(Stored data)

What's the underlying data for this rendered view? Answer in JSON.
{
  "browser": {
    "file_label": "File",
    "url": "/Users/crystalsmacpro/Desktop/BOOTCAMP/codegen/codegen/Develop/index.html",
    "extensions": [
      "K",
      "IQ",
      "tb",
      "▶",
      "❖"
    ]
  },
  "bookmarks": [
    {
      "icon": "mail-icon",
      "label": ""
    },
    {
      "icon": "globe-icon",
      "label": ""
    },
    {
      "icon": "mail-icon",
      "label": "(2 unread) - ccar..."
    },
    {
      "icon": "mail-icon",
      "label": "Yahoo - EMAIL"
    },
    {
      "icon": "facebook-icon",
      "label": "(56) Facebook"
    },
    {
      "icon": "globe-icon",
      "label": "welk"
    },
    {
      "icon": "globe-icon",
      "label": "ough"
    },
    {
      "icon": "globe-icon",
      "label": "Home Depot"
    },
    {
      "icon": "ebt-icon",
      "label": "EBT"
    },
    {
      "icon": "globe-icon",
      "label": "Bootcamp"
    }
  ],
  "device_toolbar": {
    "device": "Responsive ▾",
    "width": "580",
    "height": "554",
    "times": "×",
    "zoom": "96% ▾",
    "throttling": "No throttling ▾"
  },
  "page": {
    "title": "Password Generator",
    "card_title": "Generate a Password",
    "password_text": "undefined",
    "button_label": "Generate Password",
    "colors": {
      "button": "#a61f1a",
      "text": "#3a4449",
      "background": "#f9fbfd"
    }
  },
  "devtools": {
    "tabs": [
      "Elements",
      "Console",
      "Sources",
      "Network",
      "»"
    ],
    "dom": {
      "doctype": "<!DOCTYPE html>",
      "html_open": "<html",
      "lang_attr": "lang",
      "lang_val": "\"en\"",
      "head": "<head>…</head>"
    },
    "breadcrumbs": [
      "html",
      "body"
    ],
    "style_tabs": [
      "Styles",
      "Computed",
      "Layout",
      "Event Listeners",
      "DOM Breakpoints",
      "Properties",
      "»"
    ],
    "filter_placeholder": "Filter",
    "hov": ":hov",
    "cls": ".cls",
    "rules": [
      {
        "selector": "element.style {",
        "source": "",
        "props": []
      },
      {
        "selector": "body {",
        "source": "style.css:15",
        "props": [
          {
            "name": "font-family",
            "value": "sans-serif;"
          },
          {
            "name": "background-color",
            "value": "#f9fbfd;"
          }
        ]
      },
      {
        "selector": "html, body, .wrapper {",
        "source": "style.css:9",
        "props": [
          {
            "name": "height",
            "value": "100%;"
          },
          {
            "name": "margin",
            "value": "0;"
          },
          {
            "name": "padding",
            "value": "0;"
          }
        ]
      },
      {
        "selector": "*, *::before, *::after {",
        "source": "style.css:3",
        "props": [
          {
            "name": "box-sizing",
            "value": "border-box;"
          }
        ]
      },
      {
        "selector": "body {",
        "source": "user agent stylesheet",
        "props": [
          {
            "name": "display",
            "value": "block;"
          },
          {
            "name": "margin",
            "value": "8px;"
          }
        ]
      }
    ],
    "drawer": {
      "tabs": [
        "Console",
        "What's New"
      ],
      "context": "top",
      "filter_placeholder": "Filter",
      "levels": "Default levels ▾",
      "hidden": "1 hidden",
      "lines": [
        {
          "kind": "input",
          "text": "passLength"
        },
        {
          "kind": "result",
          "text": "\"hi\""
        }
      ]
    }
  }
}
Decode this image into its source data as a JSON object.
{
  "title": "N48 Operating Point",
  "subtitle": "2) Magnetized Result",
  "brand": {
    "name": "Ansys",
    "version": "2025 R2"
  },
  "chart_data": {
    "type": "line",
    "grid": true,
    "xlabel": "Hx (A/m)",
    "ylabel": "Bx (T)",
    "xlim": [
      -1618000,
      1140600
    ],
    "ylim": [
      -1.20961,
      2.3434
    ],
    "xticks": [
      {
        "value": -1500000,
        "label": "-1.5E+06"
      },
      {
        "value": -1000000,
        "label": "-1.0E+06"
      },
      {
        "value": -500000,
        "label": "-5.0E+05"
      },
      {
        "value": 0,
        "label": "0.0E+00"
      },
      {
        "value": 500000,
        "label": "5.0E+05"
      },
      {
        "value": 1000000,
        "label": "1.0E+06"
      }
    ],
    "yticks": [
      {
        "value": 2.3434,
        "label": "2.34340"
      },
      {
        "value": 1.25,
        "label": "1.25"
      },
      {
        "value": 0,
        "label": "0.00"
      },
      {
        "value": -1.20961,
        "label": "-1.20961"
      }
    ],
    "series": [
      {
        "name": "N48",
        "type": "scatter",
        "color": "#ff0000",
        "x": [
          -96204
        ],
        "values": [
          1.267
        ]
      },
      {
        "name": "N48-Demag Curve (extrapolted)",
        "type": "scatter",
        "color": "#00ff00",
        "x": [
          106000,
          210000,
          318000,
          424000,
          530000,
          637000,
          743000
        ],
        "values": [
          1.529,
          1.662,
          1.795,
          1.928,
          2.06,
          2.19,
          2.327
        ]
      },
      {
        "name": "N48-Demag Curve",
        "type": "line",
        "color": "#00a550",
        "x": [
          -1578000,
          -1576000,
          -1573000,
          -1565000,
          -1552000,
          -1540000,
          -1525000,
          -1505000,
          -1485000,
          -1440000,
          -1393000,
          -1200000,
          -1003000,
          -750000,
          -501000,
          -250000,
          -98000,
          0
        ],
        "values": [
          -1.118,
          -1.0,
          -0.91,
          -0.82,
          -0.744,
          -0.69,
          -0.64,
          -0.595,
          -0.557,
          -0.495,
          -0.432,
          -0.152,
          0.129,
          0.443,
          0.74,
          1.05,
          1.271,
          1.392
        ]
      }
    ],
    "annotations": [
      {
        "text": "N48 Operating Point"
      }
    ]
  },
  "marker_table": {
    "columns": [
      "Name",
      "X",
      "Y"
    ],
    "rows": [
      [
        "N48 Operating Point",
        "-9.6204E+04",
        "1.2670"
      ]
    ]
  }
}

▸ **AIM**
Extract all the entries word for word.

▸ **RESULT OF THE TASK**
What's the underlying data for this rendered view? Answer in JSON.
{
  "browser": {
    "file_label": "File",
    "url": "/Users/crystalsmacpro/Desktop/BOOTCAMP/codegen/codegen/Develop/index.html",
    "extensions": [
      "K",
      "IQ",
      "tb",
      "▶",
      "❖"
    ]
  },
  "bookmarks": [
    {
      "icon": "mail-icon",
      "label": ""
    },
    {
      "icon": "globe-icon",
      "label": ""
    },
    {
      "icon": "mail-icon",
      "label": "(2 unread) - ccar..."
    },
    {
      "icon": "mail-icon",
      "label": "Yahoo - EMAIL"
    },
    {
      "icon": "facebook-icon",
      "label": "(56) Facebook"
    },
    {
      "icon": "globe-icon",
      "label": "welk"
    },
    {
      "icon": "globe-icon",
      "label": "ough"
    },
    {
      "icon": "globe-icon",
      "label": "Home Depot"
    },
    {
      "icon": "ebt-icon",
      "label": "EBT"
    },
    {
      "icon": "globe-icon",
      "label": "Bootcamp"
    }
  ],
  "device_toolbar": {
    "device": "Responsive ▾",
    "width": "580",
    "height": "554",
    "times": "×",
    "zoom": "96% ▾",
    "throttling": "No throttling ▾"
  },
  "page": {
    "title": "Password Generator",
    "card_title": "Generate a Password",
    "password_text": "undefined",
    "button_label": "Generate Password",
    "colors": {
      "button": "#a61f1a",
      "text": "#3a4449",
      "background": "#f9fbfd"
    }
  },
  "devtools": {
    "tabs": [
      "Elements",
      "Console",
      "Sources",
      "Network",
      "»"
    ],
    "dom": {
      "doctype": "<!DOCTYPE html>",
      "html_open": "<html",
      "lang_attr": "lang",
      "lang_val": "\"en\"",
      "head": "<head>…</head>"
    },
    "breadcrumbs": [
      "html",
      "body"
    ],
    "style_tabs": [
      "Styles",
      "Computed",
      "Layout",
      "Event Listeners",
      "DOM Breakpoints",
      "Properties",
      "»"
    ],
    "filter_placeholder": "Filter",
    "hov": ":hov",
    "cls": ".cls",
    "rules": [
      {
        "selector": "element.style {",
        "source": "",
        "props": []
      },
      {
        "selector": "body {",
        "source": "style.css:15",
        "props": [
          {
            "name": "font-family",
            "value": "sans-serif;"
          },
          {
            "name": "background-color",
            "value": "#f9fbfd;"
          }
        ]
      },
      {
        "selector": "html, body, .wrapper {",
        "source": "style.css:9",
        "props": [
          {
            "name": "height",
            "value": "100%;"
          },
          {
            "name": "margin",
            "value": "0;"
          },
          {
            "name": "padding",
            "value": "0;"
          }
        ]
      },
      {
        "selector": "*, *::before, *::after {",
        "source": "style.css:3",
        "props": [
          {
            "name": "box-sizing",
            "value": "border-box;"
          }
        ]
      },
      {
        "selector": "body {",
        "source": "user agent stylesheet",
        "props": [
          {
            "name": "display",
            "value": "block;"
          },
          {
            "name": "margin",
            "value": "8px;"
          }
        ]
      }
    ],
    "drawer": {
      "tabs": [
        "Console",
        "What's New"
      ],
      "context": "top",
      "filter_placeholder": "Filter",
      "levels": "Default levels ▾",
      "hidden": "1 hidden",
      "lines": [
        {
          "kind": "input",
          "text": "passLength"
        },
        {
          "kind": "result",
          "text": "\"hi\""
        }
      ]
    }
  }
}
Decode this image into its source data as a JSON object.
{
  "title": "N48 Operating Point",
  "subtitle": "2) Magnetized Result",
  "brand": {
    "name": "Ansys",
    "version": "2025 R2"
  },
  "chart_data": {
    "type": "line",
    "grid": true,
    "xlabel": "Hx (A/m)",
    "ylabel": "Bx (T)",
    "xlim": [
      -1618000,
      1140600
    ],
    "ylim": [
      -1.20961,
      2.3434
    ],
    "xticks": [
      {
        "value": -1500000,
        "label": "-1.5E+06"
      },
      {
        "value": -1000000,
        "label": "-1.0E+06"
      },
      {
        "value": -500000,
        "label": "-5.0E+05"
      },
      {
        "value": 0,
        "label": "0.0E+00"
      },
      {
        "value": 500000,
        "label": "5.0E+05"
      },
      {
        "value": 1000000,
        "label": "1.0E+06"
      }
    ],
    "yticks": [
      {
        "value": 2.3434,
        "label": "2.34340"
      },
      {
        "value": 1.25,
        "label": "1.25"
      },
      {
        "value": 0,
        "label": "0.00"
      },
      {
        "value": -1.20961,
        "label": "-1.20961"
      }
    ],
    "series": [
      {
        "name": "N48",
        "type": "scatter",
        "color": "#ff0000",
        "x": [
          -96204
        ],
        "values": [
          1.267
        ]
      },
      {
        "name": "N48-Demag Curve (extrapolted)",
        "type": "scatter",
        "color": "#00ff00",
        "x": [
          106000,
          210000,
          318000,
          424000,
          530000,
          637000,
          743000
        ],
        "values": [
          1.529,
          1.662,
          1.795,
          1.928,
          2.06,
          2.19,
          2.327
        ]
      },
      {
        "name": "N48-Demag Curve",
        "type": "line",
        "color": "#00a550",
        "x": [
          -1578000,
          -1576000,
          -1573000,
          -1565000,
          -1552000,
          -1540000,
          -1525000,
          -1505000,
          -1485000,
          -1440000,
          -1393000,
          -1200000,
          -1003000,
          -750000,
          -501000,
          -250000,
          -98000,
          0
        ],
        "values": [
          -1.118,
          -1.0,
          -0.91,
          -0.82,
          -0.744,
          -0.69,
          -0.64,
          -0.595,
          -0.557,
          -0.495,
          -0.432,
          -0.152,
          0.129,
          0.443,
          0.74,
          1.05,
          1.271,
          1.392
        ]
      }
    ],
    "annotations": [
      {
        "text": "N48 Operating Point"
      }
    ]
  },
  "marker_table": {
    "columns": [
      "Name",
      "X",
      "Y"
    ],
    "rows": [
      [
        "N48 Operating Point",
        "-9.6204E+04",
        "1.2670"
      ]
    ]
  }
}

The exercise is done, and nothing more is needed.